> GIVEN REQUEST
Of the lines in the records that follow, how many include the word "JSON"? Answer with a bare number.

Saved entries:
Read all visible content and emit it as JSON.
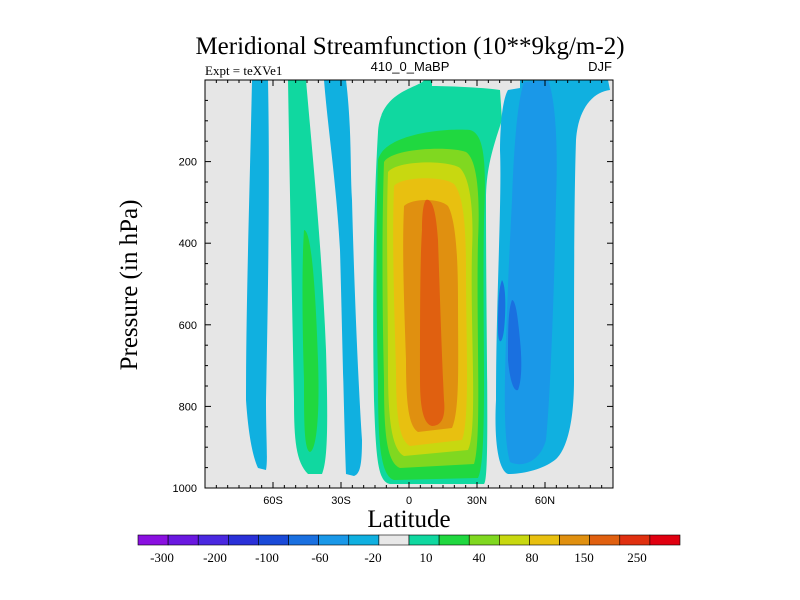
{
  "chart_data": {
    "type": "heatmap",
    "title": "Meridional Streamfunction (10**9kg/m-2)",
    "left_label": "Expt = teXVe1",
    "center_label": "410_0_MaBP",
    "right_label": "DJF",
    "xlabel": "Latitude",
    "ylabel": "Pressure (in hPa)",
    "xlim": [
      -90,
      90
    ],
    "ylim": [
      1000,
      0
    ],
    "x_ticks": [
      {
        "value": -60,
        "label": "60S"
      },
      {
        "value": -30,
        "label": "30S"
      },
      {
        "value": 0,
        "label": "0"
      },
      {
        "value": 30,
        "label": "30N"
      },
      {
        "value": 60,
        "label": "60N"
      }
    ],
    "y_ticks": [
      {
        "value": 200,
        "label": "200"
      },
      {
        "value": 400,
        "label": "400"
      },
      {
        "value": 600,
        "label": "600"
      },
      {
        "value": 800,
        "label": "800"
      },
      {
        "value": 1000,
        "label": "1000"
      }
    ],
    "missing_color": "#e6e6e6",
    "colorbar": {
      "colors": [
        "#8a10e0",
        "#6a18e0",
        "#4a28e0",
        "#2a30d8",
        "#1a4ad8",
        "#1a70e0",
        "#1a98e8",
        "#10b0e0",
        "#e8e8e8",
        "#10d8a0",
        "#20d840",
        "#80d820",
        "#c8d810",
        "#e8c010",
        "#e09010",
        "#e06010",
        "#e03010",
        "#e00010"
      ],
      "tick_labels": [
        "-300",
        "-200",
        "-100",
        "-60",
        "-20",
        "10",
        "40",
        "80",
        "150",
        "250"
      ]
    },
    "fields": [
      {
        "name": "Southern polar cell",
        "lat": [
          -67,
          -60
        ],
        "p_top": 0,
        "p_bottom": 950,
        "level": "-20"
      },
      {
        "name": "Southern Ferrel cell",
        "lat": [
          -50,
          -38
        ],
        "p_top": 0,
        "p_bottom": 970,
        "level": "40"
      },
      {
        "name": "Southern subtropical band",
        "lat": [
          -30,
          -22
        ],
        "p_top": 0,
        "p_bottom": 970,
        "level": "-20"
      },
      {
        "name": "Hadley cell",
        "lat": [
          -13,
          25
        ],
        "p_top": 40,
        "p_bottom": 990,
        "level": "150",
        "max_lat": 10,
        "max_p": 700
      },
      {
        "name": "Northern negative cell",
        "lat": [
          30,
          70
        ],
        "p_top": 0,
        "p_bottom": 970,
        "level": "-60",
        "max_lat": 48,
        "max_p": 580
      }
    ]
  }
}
...
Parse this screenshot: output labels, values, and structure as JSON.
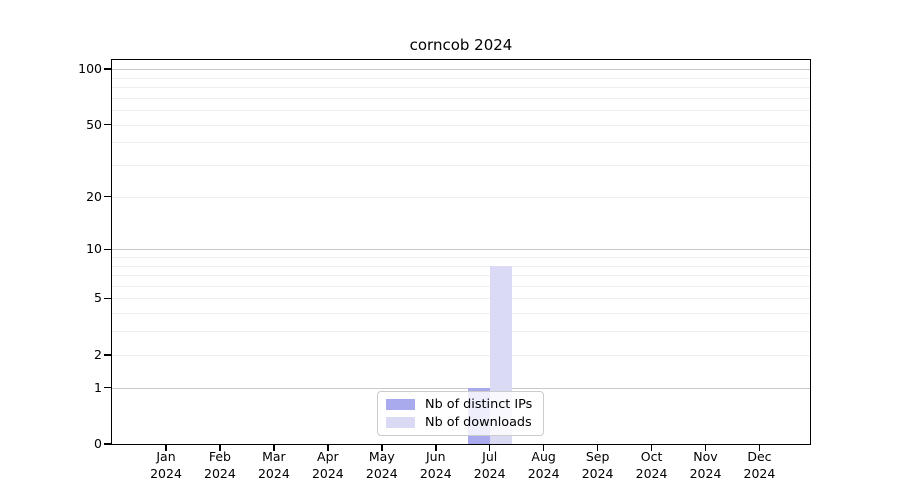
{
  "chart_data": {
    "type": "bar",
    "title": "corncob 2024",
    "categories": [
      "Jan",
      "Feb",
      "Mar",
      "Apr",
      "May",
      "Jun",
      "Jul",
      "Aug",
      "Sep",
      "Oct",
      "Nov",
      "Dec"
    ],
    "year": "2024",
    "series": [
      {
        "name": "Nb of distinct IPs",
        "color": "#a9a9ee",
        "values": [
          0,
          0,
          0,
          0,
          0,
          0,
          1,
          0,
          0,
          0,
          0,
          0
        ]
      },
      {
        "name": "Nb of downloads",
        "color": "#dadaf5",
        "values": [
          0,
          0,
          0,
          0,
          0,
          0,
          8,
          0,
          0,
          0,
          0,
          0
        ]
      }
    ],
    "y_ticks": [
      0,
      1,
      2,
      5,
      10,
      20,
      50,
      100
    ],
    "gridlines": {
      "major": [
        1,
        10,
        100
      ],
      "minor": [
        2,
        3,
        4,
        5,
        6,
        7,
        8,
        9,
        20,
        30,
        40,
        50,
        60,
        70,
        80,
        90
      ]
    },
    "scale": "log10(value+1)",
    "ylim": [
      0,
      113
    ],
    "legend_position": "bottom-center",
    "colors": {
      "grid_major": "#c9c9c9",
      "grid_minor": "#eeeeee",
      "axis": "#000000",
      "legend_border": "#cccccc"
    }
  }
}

> TASK SOLUTION
2